TASK BRIEF: Everything from the line that contains "Enumerate this screenshot's" through the final line of the records below should be quoted exactly, except the pictures.

(Rows from a figure dataset)
=======

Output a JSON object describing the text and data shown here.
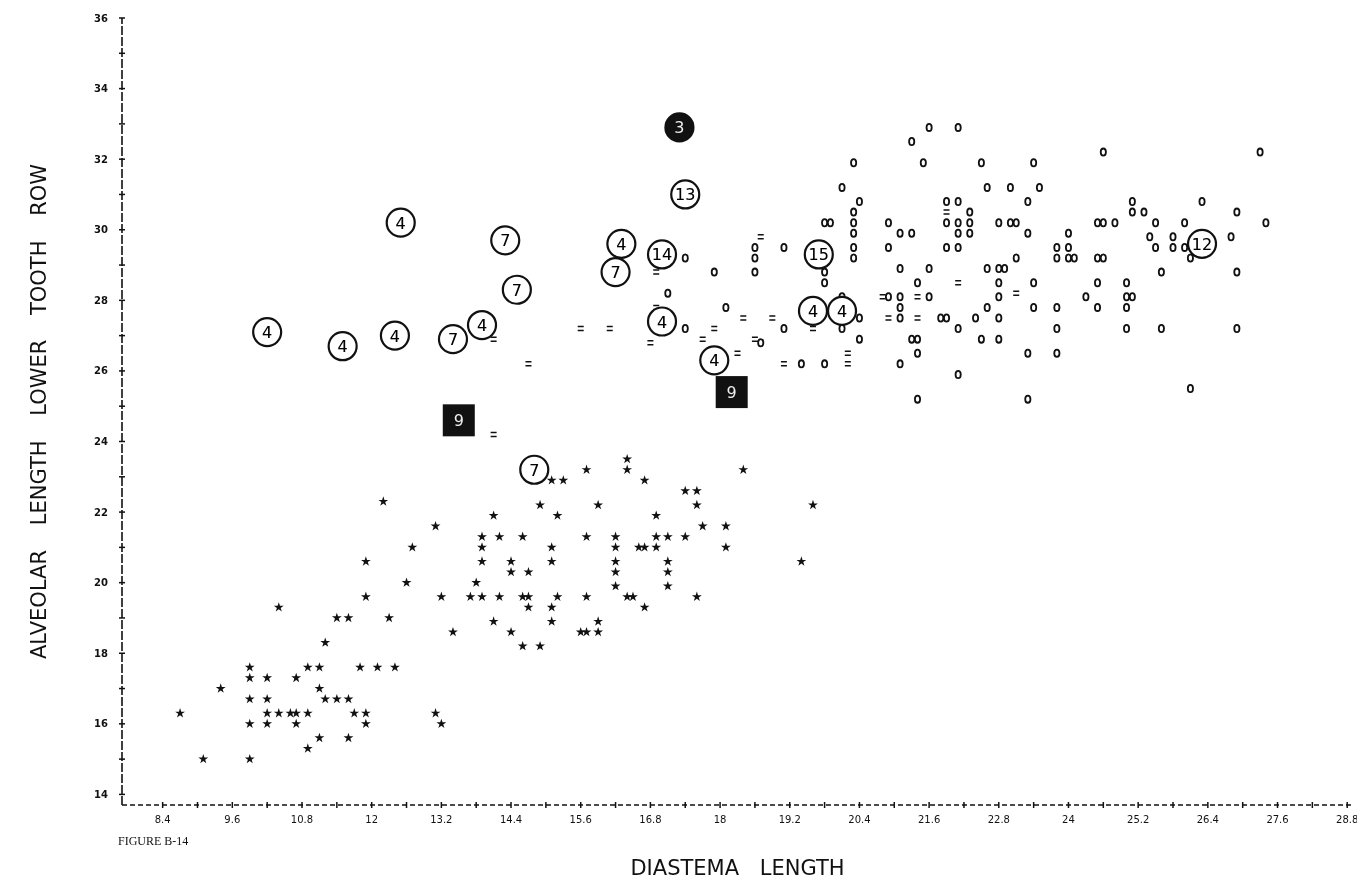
{
  "chart_data": {
    "type": "scatter",
    "xlabel": "DIASTEMA LENGTH",
    "ylabel": "ALVEOLAR LENGTH LOWER TOOTH ROW",
    "annotations": [
      "FIGURE B-14",
      {
        "text": "4",
        "x": 12.5,
        "y": 30.2
      },
      {
        "text": "7",
        "x": 14.3,
        "y": 29.7
      },
      {
        "text": "7",
        "x": 14.5,
        "y": 28.3
      },
      {
        "text": "4",
        "x": 11.5,
        "y": 26.7
      },
      {
        "text": "13",
        "x": 17.4,
        "y": 31.0
      },
      {
        "text": "14",
        "x": 17.0,
        "y": 29.3
      },
      {
        "text": "15",
        "x": 19.7,
        "y": 29.3
      },
      {
        "text": "12",
        "x": 26.3,
        "y": 29.6
      },
      {
        "text": "4",
        "x": 16.3,
        "y": 29.6
      },
      {
        "text": "4",
        "x": 19.6,
        "y": 27.7
      },
      {
        "text": "4",
        "x": 20.1,
        "y": 27.7
      },
      {
        "text": "4",
        "x": 10.2,
        "y": 27.1
      },
      {
        "text": "4",
        "x": 12.4,
        "y": 27.0
      },
      {
        "text": "7",
        "x": 13.4,
        "y": 26.9
      },
      {
        "text": "4",
        "x": 13.9,
        "y": 27.3
      },
      {
        "text": "7",
        "x": 16.2,
        "y": 28.8
      },
      {
        "text": "4",
        "x": 17.0,
        "y": 27.4
      },
      {
        "text": "4",
        "x": 17.9,
        "y": 26.3
      },
      {
        "text": "7",
        "x": 14.8,
        "y": 23.2
      },
      {
        "text": "3",
        "x": 17.3,
        "y": 32.9
      },
      {
        "text": "9",
        "x": 13.5,
        "y": 24.6
      },
      {
        "text": "9",
        "x": 18.2,
        "y": 25.4
      }
    ],
    "xlim": [
      7.7,
      28.9
    ],
    "ylim": [
      13.7,
      36
    ],
    "xticks": [
      8.4,
      {
        "value": 9.0,
        "label": null
      },
      9.6,
      {
        "value": 10.2,
        "label": null
      },
      10.8,
      {
        "value": 11.4,
        "label": null
      },
      12.0,
      {
        "value": 12.6,
        "label": null
      },
      13.2,
      {
        "value": 13.8,
        "label": null
      },
      14.4,
      {
        "value": 15.0,
        "label": null
      },
      15.6,
      {
        "value": 16.2,
        "label": null
      },
      16.8,
      {
        "value": 17.4,
        "label": null
      },
      18.0,
      {
        "value": 18.6,
        "label": null
      },
      19.2,
      {
        "value": 19.8,
        "label": null
      },
      20.4,
      {
        "value": 21.0,
        "label": null
      },
      21.6,
      {
        "value": 22.2,
        "label": null
      },
      22.8,
      {
        "value": 23.4,
        "label": null
      },
      24.0,
      {
        "value": 24.6,
        "label": null
      },
      25.2,
      {
        "value": 25.8,
        "label": null
      },
      26.4,
      {
        "value": 27.0,
        "label": null
      },
      27.6,
      {
        "value": 28.2,
        "label": null
      },
      28.8
    ],
    "yticks": [
      14,
      {
        "value": 15,
        "label": null
      },
      16,
      {
        "value": 17,
        "label": null
      },
      18,
      {
        "value": 19,
        "label": null
      },
      20,
      {
        "value": 21,
        "label": null
      },
      22,
      {
        "value": 23,
        "label": null
      },
      24,
      {
        "value": 25,
        "label": null
      },
      26,
      {
        "value": 27,
        "label": null
      },
      28,
      {
        "value": 29,
        "label": null
      },
      30,
      {
        "value": 31,
        "label": null
      },
      32,
      {
        "value": 33,
        "label": null
      },
      34,
      {
        "value": 35,
        "label": null
      },
      36
    ],
    "grid": false,
    "series": [
      {
        "color": "#111111",
        "marker": "star",
        "x": [
          12.2,
          13.1,
          12.7,
          11.9,
          12.6,
          13.8,
          11.9,
          13.2,
          13.7,
          10.4,
          11.4,
          11.6,
          12.3,
          13.4,
          11.2,
          9.9,
          10.9,
          11.1,
          11.8,
          12.1,
          12.4,
          9.9,
          10.2,
          10.7,
          9.4,
          9.9,
          10.2,
          11.1,
          11.2,
          11.4,
          11.6,
          8.7,
          10.2,
          10.4,
          10.6,
          10.7,
          10.9,
          11.7,
          11.9,
          13.1,
          9.9,
          10.2,
          10.7,
          11.9,
          13.2,
          11.1,
          11.6,
          10.9,
          9.1,
          9.9,
          16.4,
          16.4,
          15.7,
          18.4,
          15.1,
          15.3,
          16.7,
          17.4,
          17.6,
          14.9,
          15.9,
          17.6,
          19.6,
          14.1,
          15.2,
          16.9,
          17.7,
          18.1,
          13.9,
          14.2,
          14.6,
          15.7,
          16.2,
          16.9,
          17.1,
          17.4,
          13.9,
          15.1,
          16.2,
          16.6,
          16.7,
          16.9,
          18.1,
          13.9,
          14.4,
          15.1,
          16.2,
          17.1,
          19.4,
          14.4,
          14.7,
          16.2,
          17.1,
          16.2,
          17.1,
          13.9,
          14.2,
          14.6,
          14.7,
          15.2,
          15.7,
          16.4,
          16.5,
          17.6,
          14.7,
          15.1,
          16.7,
          14.1,
          15.1,
          15.9,
          14.4,
          15.6,
          15.7,
          15.9,
          14.6,
          14.9
        ],
        "values": [
          22.3,
          21.6,
          21.0,
          20.6,
          20.0,
          20.0,
          19.6,
          19.6,
          19.6,
          19.3,
          19.0,
          19.0,
          19.0,
          18.6,
          18.3,
          17.6,
          17.6,
          17.6,
          17.6,
          17.6,
          17.6,
          17.3,
          17.3,
          17.3,
          17.0,
          16.7,
          16.7,
          17.0,
          16.7,
          16.7,
          16.7,
          16.3,
          16.3,
          16.3,
          16.3,
          16.3,
          16.3,
          16.3,
          16.3,
          16.3,
          16.0,
          16.0,
          16.0,
          16.0,
          16.0,
          15.6,
          15.6,
          15.3,
          15.0,
          15.0,
          23.5,
          23.2,
          23.2,
          23.2,
          22.9,
          22.9,
          22.9,
          22.6,
          22.6,
          22.2,
          22.2,
          22.2,
          22.2,
          21.9,
          21.9,
          21.9,
          21.6,
          21.6,
          21.3,
          21.3,
          21.3,
          21.3,
          21.3,
          21.3,
          21.3,
          21.3,
          21.0,
          21.0,
          21.0,
          21.0,
          21.0,
          21.0,
          21.0,
          20.6,
          20.6,
          20.6,
          20.6,
          20.6,
          20.6,
          20.3,
          20.3,
          20.3,
          20.3,
          19.9,
          19.9,
          19.6,
          19.6,
          19.6,
          19.6,
          19.6,
          19.6,
          19.6,
          19.6,
          19.6,
          19.3,
          19.3,
          19.3,
          18.9,
          18.9,
          18.9,
          18.6,
          18.6,
          18.6,
          18.6,
          18.2,
          18.2
        ]
      },
      {
        "color": "#111111",
        "marker": "circle",
        "x": [
          21.6,
          22.1,
          21.3,
          24.6,
          20.3,
          21.5,
          22.5,
          23.4,
          20.1,
          22.6,
          23.0,
          23.5,
          20.4,
          21.9,
          22.1,
          23.3,
          20.3,
          22.3,
          20.3,
          20.9,
          21.9,
          22.1,
          22.3,
          22.8,
          23.0,
          23.1,
          24.5,
          24.6,
          24.8,
          20.3,
          21.1,
          21.3,
          22.1,
          22.3,
          23.3,
          24.0,
          20.3,
          20.9,
          21.9,
          22.1,
          23.8,
          24.0,
          20.3,
          23.1,
          23.8,
          24.0,
          24.1,
          24.5,
          24.6,
          21.1,
          21.6,
          22.6,
          22.8,
          22.9,
          21.4,
          22.8,
          23.4,
          24.5,
          25.0,
          20.1,
          20.9,
          21.1,
          21.6,
          22.8,
          24.3,
          25.0,
          25.1,
          21.1,
          22.6,
          23.4,
          23.8,
          24.5,
          25.0,
          20.4,
          21.1,
          21.8,
          21.9,
          22.4,
          22.8,
          20.1,
          22.1,
          23.8,
          25.0,
          20.4,
          21.3,
          21.4,
          22.5,
          22.8,
          21.4,
          23.3,
          23.8,
          21.1,
          22.1,
          21.4,
          23.3,
          27.3,
          25.1,
          26.3,
          25.1,
          25.3,
          26.9,
          25.5,
          26.0,
          27.4,
          25.4,
          25.8,
          26.8,
          25.5,
          25.8,
          26.0,
          26.1,
          25.6,
          26.9,
          25.6,
          26.9,
          26.1,
          19.8,
          19.9,
          18.6,
          19.1,
          18.6,
          17.4,
          17.9,
          18.6,
          19.8,
          19.8,
          17.1,
          18.1,
          17.4,
          19.1,
          18.7,
          19.4,
          19.8
        ],
        "values": [
          32.9,
          32.9,
          32.5,
          32.2,
          31.9,
          31.9,
          31.9,
          31.9,
          31.2,
          31.2,
          31.2,
          31.2,
          30.8,
          30.8,
          30.8,
          30.8,
          30.5,
          30.5,
          30.2,
          30.2,
          30.2,
          30.2,
          30.2,
          30.2,
          30.2,
          30.2,
          30.2,
          30.2,
          30.2,
          29.9,
          29.9,
          29.9,
          29.9,
          29.9,
          29.9,
          29.9,
          29.5,
          29.5,
          29.5,
          29.5,
          29.5,
          29.5,
          29.2,
          29.2,
          29.2,
          29.2,
          29.2,
          29.2,
          29.2,
          28.9,
          28.9,
          28.9,
          28.9,
          28.9,
          28.5,
          28.5,
          28.5,
          28.5,
          28.5,
          28.1,
          28.1,
          28.1,
          28.1,
          28.1,
          28.1,
          28.1,
          28.1,
          27.8,
          27.8,
          27.8,
          27.8,
          27.8,
          27.8,
          27.5,
          27.5,
          27.5,
          27.5,
          27.5,
          27.5,
          27.2,
          27.2,
          27.2,
          27.2,
          26.9,
          26.9,
          26.9,
          26.9,
          26.9,
          26.5,
          26.5,
          26.5,
          26.2,
          25.9,
          25.2,
          25.2,
          32.2,
          30.8,
          30.8,
          30.5,
          30.5,
          30.5,
          30.2,
          30.2,
          30.2,
          29.8,
          29.8,
          29.8,
          29.5,
          29.5,
          29.5,
          29.2,
          28.8,
          28.8,
          27.2,
          27.2,
          25.5,
          30.2,
          30.2,
          29.5,
          29.5,
          29.2,
          29.2,
          28.8,
          28.8,
          28.8,
          28.5,
          28.2,
          27.8,
          27.2,
          27.2,
          26.8,
          26.2,
          26.2
        ]
      },
      {
        "color": "#111111",
        "marker": "square",
        "x": [
          21.9,
          22.1,
          20.8,
          21.4,
          20.9,
          21.4,
          23.1,
          20.2,
          20.2,
          18.7,
          16.9,
          16.9,
          15.6,
          16.1,
          17.9,
          18.4,
          18.9,
          17.7,
          18.6,
          18.3,
          19.1,
          19.6,
          16.8,
          14.1,
          14.7,
          14.1
        ],
        "values": [
          30.5,
          28.5,
          28.1,
          28.1,
          27.5,
          27.5,
          28.2,
          26.5,
          26.2,
          29.8,
          28.8,
          27.8,
          27.2,
          27.2,
          27.2,
          27.5,
          27.5,
          26.9,
          26.9,
          26.5,
          26.2,
          27.2,
          26.8,
          26.9,
          26.2,
          24.2
        ]
      },
      {
        "color": "#ffffff",
        "marker": "circle",
        "x": [
          12.5,
          14.3,
          14.5,
          11.5,
          17.4,
          17.0,
          19.7,
          26.3,
          16.3,
          19.6,
          20.1,
          10.2,
          12.4,
          13.4,
          13.9,
          16.2,
          17.0,
          17.9,
          14.8
        ],
        "values": [
          30.2,
          29.7,
          28.3,
          26.7,
          31.0,
          29.3,
          29.3,
          29.6,
          29.6,
          27.7,
          27.7,
          27.1,
          27.0,
          26.9,
          27.3,
          28.8,
          27.4,
          26.3,
          23.2
        ]
      },
      {
        "color": "#111111",
        "marker": "circle",
        "x": [
          17.3
        ],
        "values": [
          32.9
        ]
      },
      {
        "color": "#111111",
        "marker": "square",
        "x": [
          13.5,
          18.2
        ],
        "values": [
          24.6,
          25.4
        ]
      }
    ]
  }
}
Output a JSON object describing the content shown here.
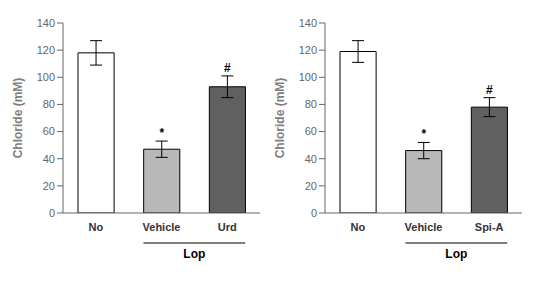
{
  "chart_data": [
    {
      "type": "bar",
      "categories": [
        "No",
        "Vehicle",
        "Urd"
      ],
      "values": [
        118,
        47,
        93
      ],
      "errors": [
        9,
        6,
        8
      ],
      "colors": [
        "#ffffff",
        "#b8b8b8",
        "#606060"
      ],
      "ylabel": "Chloride (mM)",
      "ylim": [
        0,
        140
      ],
      "yticks": [
        0,
        20,
        40,
        60,
        80,
        100,
        120,
        140
      ],
      "grid": false,
      "annotations": [
        {
          "text": "*",
          "category": "Vehicle"
        },
        {
          "text": "#",
          "category": "Urd"
        },
        {
          "text": "Lop",
          "span": [
            "Vehicle",
            "Urd"
          ]
        }
      ]
    },
    {
      "type": "bar",
      "categories": [
        "No",
        "Vehicle",
        "Spi-A"
      ],
      "values": [
        119,
        46,
        78
      ],
      "errors": [
        8,
        6,
        7
      ],
      "colors": [
        "#ffffff",
        "#b8b8b8",
        "#606060"
      ],
      "ylabel": "Chloride (mM)",
      "ylim": [
        0,
        140
      ],
      "yticks": [
        0,
        20,
        40,
        60,
        80,
        100,
        120,
        140
      ],
      "grid": false,
      "annotations": [
        {
          "text": "*",
          "category": "Vehicle"
        },
        {
          "text": "#",
          "category": "Spi-A"
        },
        {
          "text": "Lop",
          "span": [
            "Vehicle",
            "Spi-A"
          ]
        }
      ]
    }
  ]
}
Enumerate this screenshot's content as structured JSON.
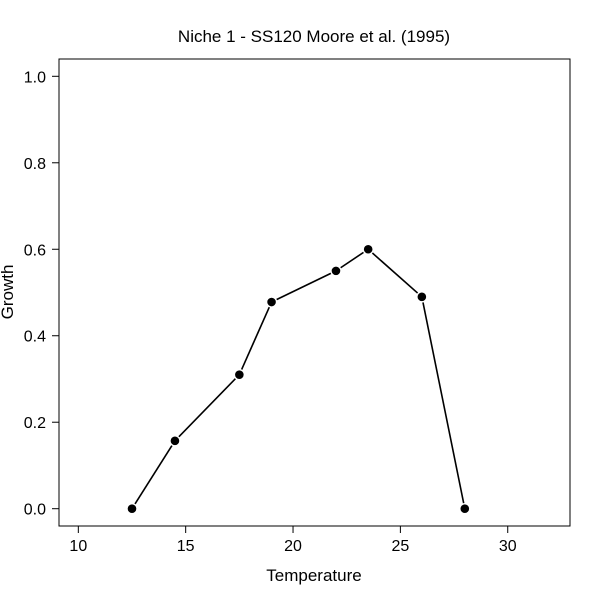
{
  "chart_data": {
    "type": "line",
    "title": "Niche 1  -  SS120 Moore et al. (1995)",
    "xlabel": "Temperature",
    "ylabel": "Growth",
    "xlim": [
      9.1,
      32.9
    ],
    "ylim": [
      -0.04,
      1.04
    ],
    "xticks": [
      10,
      15,
      20,
      25,
      30
    ],
    "yticks": [
      0.0,
      0.2,
      0.4,
      0.6,
      0.8,
      1.0
    ],
    "xtick_labels": [
      "10",
      "15",
      "20",
      "25",
      "30"
    ],
    "ytick_labels": [
      "0.0",
      "0.2",
      "0.4",
      "0.6",
      "0.8",
      "1.0"
    ],
    "grid": false,
    "legend": "none",
    "line_color": "#000000",
    "marker_color": "#000000",
    "series": [
      {
        "x": [
          12.5,
          14.5,
          17.5,
          19.0,
          22.0,
          23.5,
          26.0,
          28.0
        ],
        "y": [
          0.0,
          0.157,
          0.31,
          0.478,
          0.55,
          0.6,
          0.49,
          0.0
        ]
      }
    ]
  }
}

=======

RESULT FOR THIS EXERCISE:
Enumerate this screenshot's content as structured JSON.
{
  "chart_data": {
    "type": "line",
    "title": "Niche 1  -  SS120 Moore et al. (1995)",
    "xlabel": "Temperature",
    "ylabel": "Growth",
    "xlim": [
      9.1,
      32.9
    ],
    "ylim": [
      -0.04,
      1.04
    ],
    "xticks": [
      10,
      15,
      20,
      25,
      30
    ],
    "yticks": [
      0.0,
      0.2,
      0.4,
      0.6,
      0.8,
      1.0
    ],
    "xtick_labels": [
      "10",
      "15",
      "20",
      "25",
      "30"
    ],
    "ytick_labels": [
      "0.0",
      "0.2",
      "0.4",
      "0.6",
      "0.8",
      "1.0"
    ],
    "grid": false,
    "legend": "none",
    "line_color": "#000000",
    "marker_color": "#000000",
    "series": [
      {
        "x": [
          12.5,
          14.5,
          17.5,
          19.0,
          22.0,
          23.5,
          26.0,
          28.0
        ],
        "y": [
          0.0,
          0.157,
          0.31,
          0.478,
          0.55,
          0.6,
          0.49,
          0.0
        ]
      }
    ]
  }
}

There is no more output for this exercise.